BEGIN DATA FOR PROCESSING

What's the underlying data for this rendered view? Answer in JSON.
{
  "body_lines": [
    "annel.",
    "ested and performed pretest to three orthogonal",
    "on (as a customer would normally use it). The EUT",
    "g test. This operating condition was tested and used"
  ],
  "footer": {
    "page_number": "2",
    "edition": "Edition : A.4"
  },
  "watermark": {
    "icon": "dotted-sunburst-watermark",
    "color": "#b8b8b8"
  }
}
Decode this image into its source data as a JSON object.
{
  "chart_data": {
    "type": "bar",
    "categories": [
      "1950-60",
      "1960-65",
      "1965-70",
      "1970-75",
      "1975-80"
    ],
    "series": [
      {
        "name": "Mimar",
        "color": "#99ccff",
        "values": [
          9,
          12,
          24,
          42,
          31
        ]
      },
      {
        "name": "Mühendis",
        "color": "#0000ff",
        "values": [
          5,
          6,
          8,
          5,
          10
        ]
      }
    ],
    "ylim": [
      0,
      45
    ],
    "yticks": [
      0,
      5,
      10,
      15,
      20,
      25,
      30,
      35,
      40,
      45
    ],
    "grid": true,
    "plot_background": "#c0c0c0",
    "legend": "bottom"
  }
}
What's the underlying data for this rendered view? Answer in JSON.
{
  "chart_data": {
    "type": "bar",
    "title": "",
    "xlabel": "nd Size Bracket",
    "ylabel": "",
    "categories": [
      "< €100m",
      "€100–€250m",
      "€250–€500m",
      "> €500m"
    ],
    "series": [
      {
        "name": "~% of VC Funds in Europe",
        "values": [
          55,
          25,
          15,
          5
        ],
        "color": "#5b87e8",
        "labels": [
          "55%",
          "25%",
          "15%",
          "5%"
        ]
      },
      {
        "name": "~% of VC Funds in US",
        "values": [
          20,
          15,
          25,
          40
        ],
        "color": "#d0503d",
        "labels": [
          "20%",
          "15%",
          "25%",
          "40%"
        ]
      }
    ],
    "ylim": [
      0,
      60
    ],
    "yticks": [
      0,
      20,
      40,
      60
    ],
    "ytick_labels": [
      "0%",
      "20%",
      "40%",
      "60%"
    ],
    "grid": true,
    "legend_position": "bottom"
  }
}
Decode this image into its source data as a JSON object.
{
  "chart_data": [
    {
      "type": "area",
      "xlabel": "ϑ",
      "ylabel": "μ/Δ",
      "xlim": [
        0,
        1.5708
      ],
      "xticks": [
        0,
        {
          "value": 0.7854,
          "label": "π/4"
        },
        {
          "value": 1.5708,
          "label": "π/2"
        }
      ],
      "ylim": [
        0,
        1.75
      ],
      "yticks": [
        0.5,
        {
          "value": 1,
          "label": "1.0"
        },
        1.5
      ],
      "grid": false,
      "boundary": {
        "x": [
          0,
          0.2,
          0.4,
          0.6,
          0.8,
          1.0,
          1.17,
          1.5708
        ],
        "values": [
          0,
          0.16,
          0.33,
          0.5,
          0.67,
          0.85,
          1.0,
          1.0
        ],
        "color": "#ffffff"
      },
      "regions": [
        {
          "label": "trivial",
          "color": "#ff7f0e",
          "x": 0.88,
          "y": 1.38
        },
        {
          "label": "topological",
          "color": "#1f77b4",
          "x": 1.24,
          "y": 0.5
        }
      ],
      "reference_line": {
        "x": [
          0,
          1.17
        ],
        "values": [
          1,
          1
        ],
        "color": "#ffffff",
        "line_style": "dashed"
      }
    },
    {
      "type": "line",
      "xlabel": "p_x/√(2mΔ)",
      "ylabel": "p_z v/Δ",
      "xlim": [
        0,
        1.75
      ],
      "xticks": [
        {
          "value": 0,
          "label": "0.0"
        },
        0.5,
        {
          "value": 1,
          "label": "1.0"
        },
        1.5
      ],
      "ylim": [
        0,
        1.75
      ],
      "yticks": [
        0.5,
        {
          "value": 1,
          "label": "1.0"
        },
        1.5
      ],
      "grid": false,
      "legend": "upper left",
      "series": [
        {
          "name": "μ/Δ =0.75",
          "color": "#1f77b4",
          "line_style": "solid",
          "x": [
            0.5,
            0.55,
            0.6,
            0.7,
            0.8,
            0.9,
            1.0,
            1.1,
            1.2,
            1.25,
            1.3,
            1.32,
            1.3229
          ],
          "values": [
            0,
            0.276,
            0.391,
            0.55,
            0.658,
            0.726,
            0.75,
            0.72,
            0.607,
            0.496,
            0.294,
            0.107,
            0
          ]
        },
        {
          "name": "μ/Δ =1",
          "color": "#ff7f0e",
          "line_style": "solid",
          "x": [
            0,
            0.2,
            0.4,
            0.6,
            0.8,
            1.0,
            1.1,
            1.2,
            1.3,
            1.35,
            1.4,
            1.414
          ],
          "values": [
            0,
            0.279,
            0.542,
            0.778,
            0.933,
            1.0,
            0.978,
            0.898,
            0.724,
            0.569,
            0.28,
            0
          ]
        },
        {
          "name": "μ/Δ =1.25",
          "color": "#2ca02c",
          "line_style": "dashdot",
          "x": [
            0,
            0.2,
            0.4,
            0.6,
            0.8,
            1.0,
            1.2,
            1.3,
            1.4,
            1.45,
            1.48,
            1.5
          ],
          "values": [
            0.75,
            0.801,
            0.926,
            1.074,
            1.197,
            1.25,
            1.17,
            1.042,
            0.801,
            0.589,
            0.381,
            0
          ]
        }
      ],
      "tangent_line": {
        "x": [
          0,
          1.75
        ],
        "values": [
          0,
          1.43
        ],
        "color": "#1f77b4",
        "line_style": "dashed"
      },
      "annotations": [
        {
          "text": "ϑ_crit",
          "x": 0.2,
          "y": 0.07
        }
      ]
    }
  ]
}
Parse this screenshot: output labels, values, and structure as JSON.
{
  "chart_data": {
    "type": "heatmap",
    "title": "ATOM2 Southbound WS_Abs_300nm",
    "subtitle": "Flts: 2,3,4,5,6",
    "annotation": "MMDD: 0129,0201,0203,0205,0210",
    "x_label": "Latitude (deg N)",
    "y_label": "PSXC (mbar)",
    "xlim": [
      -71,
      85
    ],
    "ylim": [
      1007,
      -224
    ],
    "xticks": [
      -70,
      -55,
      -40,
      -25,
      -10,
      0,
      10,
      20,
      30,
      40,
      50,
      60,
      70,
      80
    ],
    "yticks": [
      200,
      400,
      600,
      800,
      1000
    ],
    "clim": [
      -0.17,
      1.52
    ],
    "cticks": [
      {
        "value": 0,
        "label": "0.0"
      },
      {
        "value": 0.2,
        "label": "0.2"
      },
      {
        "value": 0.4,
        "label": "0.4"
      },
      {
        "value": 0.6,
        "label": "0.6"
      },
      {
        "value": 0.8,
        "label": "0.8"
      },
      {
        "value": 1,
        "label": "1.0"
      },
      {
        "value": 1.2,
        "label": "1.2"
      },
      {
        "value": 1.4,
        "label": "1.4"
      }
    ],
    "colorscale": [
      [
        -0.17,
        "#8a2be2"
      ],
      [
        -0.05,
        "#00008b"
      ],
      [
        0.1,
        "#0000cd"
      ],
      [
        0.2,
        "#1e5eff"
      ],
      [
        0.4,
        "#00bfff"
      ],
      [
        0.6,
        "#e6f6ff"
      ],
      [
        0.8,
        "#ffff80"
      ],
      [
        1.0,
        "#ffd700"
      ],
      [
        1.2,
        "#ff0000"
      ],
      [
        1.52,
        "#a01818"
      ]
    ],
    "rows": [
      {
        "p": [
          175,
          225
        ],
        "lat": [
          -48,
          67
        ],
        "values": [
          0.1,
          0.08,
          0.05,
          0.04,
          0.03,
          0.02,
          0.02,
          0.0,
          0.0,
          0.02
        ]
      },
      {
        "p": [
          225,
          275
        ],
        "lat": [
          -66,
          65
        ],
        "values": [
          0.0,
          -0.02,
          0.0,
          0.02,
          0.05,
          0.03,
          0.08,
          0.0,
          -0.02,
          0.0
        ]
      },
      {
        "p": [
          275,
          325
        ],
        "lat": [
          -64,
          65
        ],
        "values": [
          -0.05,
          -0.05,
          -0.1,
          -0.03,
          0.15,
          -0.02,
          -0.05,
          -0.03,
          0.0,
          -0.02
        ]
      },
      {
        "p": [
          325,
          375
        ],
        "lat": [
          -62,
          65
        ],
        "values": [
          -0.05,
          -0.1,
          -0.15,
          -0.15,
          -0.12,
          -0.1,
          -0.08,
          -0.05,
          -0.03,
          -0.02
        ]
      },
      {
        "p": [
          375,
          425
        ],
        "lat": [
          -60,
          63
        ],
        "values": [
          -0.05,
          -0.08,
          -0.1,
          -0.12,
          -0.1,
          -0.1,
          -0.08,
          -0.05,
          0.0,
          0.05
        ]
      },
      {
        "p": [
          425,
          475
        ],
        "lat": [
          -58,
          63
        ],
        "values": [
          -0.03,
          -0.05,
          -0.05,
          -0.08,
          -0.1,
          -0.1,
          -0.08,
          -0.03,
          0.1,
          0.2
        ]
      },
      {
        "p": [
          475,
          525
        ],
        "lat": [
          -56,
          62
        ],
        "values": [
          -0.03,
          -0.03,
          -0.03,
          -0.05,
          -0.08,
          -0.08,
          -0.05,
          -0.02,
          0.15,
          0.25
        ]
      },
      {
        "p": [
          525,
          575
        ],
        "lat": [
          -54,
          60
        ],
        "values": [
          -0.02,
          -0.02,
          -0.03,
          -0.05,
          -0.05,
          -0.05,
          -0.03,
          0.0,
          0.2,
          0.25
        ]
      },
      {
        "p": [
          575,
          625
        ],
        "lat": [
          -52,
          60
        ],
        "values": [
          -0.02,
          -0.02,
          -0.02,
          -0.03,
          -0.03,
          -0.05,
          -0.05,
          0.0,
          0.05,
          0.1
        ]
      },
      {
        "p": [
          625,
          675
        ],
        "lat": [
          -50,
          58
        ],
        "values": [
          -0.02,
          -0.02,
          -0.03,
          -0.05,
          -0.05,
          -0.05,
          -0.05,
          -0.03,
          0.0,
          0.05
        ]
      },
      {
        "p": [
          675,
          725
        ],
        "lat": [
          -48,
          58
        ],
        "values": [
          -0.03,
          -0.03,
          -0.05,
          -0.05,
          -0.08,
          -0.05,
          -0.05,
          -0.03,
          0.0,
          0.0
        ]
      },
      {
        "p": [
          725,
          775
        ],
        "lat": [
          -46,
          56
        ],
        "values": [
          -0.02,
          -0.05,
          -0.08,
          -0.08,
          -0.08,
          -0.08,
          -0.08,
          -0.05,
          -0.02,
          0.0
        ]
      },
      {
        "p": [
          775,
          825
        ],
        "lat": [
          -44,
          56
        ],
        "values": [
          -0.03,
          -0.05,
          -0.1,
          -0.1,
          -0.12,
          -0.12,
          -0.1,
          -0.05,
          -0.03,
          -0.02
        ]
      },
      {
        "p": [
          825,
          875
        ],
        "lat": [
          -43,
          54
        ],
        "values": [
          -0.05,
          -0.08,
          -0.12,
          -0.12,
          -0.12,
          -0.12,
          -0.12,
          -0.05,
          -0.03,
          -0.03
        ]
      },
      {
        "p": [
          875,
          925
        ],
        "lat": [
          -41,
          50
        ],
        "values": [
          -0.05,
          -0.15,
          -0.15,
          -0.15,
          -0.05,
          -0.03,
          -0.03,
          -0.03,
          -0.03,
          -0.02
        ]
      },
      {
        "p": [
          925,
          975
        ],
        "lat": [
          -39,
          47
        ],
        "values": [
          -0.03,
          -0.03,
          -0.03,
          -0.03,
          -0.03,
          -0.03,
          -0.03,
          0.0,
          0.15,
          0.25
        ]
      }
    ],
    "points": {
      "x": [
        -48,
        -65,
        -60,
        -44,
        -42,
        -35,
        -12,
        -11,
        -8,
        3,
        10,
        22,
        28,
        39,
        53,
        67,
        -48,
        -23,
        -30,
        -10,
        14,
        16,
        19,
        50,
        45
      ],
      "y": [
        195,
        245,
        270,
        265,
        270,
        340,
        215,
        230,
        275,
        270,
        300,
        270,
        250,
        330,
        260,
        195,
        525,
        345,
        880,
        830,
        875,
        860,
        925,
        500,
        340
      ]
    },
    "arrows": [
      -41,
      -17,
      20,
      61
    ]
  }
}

END DATA FOR PROCESSING

▸ **PROBLEM DESCRIPTION**
Each line in the material either holds the string "type" or does not. State how many do, and nothing else.

▸ **FINAL RESULT**
5